Task instructions:
Reproduce each line bearing the word "立案派单".
**********
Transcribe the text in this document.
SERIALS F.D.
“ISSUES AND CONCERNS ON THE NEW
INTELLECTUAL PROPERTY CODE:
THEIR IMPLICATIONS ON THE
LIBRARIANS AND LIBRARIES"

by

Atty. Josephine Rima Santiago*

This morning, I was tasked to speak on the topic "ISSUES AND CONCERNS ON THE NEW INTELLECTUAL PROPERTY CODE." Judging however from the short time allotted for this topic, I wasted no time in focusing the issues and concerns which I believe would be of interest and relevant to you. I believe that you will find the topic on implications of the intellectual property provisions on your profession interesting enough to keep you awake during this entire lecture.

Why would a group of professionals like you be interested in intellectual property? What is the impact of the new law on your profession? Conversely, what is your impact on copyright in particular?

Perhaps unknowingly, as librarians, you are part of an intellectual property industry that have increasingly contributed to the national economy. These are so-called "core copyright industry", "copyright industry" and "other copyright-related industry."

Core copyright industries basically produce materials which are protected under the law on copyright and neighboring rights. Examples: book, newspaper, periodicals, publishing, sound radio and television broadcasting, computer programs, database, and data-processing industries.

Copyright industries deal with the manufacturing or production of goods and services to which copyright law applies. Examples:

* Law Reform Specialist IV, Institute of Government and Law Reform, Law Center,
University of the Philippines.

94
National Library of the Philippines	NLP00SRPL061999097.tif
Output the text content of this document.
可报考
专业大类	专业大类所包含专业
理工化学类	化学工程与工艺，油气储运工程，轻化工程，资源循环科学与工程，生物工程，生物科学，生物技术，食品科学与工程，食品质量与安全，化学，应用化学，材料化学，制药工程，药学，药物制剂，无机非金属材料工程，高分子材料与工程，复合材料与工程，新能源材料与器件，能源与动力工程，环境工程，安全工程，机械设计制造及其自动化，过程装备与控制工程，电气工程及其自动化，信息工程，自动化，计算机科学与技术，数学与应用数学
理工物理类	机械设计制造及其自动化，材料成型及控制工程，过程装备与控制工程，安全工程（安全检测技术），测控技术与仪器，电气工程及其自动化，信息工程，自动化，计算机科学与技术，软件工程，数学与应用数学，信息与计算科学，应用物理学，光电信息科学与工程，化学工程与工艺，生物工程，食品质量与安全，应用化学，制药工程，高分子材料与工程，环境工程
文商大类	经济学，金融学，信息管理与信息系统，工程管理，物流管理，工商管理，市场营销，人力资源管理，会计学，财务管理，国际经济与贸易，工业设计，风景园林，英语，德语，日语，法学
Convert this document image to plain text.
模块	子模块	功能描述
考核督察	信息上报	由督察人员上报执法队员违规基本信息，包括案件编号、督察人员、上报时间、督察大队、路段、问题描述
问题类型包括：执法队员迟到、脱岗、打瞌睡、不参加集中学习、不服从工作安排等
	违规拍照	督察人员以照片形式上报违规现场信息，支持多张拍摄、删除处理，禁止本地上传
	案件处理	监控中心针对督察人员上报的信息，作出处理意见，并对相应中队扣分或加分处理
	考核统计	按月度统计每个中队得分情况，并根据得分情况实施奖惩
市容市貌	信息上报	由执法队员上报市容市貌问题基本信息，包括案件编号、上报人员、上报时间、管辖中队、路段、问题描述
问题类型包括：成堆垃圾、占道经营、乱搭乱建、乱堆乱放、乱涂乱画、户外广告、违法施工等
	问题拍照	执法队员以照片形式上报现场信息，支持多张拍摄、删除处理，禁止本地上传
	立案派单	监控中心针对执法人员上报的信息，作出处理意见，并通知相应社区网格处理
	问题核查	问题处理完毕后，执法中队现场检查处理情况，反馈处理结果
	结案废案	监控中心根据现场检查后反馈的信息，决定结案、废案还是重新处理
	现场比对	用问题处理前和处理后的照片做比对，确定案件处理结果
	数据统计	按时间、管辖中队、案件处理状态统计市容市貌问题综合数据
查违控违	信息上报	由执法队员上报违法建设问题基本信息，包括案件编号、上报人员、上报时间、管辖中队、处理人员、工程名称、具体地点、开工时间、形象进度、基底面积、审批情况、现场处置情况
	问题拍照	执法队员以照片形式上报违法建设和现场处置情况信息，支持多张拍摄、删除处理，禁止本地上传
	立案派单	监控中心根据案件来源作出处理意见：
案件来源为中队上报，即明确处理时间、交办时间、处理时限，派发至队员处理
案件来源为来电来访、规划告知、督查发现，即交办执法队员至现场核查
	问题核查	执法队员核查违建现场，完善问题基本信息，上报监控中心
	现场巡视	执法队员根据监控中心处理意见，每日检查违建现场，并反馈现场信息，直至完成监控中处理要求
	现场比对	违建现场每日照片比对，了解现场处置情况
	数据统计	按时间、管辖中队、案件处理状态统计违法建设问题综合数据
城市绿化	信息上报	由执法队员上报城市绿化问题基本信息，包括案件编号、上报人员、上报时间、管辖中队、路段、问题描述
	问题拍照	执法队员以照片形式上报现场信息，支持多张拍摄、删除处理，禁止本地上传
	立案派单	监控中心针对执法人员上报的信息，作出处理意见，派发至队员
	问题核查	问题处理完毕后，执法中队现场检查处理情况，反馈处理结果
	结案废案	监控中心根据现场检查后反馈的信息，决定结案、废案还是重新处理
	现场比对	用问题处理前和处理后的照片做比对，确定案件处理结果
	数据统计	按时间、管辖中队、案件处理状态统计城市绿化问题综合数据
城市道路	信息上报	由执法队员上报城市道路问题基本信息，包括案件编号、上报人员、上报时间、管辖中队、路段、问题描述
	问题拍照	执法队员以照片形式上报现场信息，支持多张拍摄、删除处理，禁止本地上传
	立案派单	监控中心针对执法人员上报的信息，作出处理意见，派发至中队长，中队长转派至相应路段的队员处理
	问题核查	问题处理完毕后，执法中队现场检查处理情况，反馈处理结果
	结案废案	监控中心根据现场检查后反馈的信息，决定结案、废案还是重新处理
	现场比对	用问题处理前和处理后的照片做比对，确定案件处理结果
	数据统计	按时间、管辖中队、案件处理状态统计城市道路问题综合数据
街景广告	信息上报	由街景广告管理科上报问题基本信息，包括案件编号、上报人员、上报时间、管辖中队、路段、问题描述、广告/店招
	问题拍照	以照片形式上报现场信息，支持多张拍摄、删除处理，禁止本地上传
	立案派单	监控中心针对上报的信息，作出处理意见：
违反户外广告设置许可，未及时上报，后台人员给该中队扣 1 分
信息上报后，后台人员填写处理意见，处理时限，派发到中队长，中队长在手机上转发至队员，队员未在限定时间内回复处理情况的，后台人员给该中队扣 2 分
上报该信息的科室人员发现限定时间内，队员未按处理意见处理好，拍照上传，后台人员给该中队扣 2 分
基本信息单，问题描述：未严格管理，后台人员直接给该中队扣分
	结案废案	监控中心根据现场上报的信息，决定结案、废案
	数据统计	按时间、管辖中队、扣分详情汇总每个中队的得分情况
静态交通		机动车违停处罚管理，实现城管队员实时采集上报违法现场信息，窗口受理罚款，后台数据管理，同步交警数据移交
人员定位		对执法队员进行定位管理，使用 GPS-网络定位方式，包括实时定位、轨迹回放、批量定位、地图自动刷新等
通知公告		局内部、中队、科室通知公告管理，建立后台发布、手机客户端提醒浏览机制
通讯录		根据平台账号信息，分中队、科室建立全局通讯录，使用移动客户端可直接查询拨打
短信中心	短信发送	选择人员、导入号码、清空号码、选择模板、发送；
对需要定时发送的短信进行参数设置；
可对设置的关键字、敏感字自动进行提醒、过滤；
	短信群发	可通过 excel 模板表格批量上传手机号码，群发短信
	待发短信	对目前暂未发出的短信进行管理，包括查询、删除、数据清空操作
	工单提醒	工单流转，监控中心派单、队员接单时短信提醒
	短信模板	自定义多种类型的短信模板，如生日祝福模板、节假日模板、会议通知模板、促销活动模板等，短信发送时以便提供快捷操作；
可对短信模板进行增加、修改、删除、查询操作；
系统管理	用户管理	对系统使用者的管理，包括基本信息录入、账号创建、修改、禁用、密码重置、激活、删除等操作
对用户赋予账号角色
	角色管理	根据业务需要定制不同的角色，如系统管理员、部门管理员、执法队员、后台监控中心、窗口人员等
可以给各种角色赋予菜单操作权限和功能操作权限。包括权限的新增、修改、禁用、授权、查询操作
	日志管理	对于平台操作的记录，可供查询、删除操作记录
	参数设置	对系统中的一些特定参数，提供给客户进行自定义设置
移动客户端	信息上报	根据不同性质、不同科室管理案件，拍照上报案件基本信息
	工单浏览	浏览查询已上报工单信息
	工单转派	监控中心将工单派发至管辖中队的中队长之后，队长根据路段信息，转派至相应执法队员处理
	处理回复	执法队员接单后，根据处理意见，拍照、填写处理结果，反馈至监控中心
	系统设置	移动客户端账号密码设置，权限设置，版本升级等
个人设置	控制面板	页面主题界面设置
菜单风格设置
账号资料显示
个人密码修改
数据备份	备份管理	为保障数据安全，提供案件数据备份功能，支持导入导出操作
**********
Task solution:
	立案派单	监控中心针对执法人员上报的信息，作出处理意见，并通知相应社区网格处理
	立案派单	监控中心根据案件来源作出处理意见：
	立案派单	监控中心针对执法人员上报的信息，作出处理意见，派发至队员
	立案派单	监控中心针对执法人员上报的信息，作出处理意见，派发至中队长，中队长转派至相应路段的队员处理
	立案派单	监控中心针对上报的信息，作出处理意见：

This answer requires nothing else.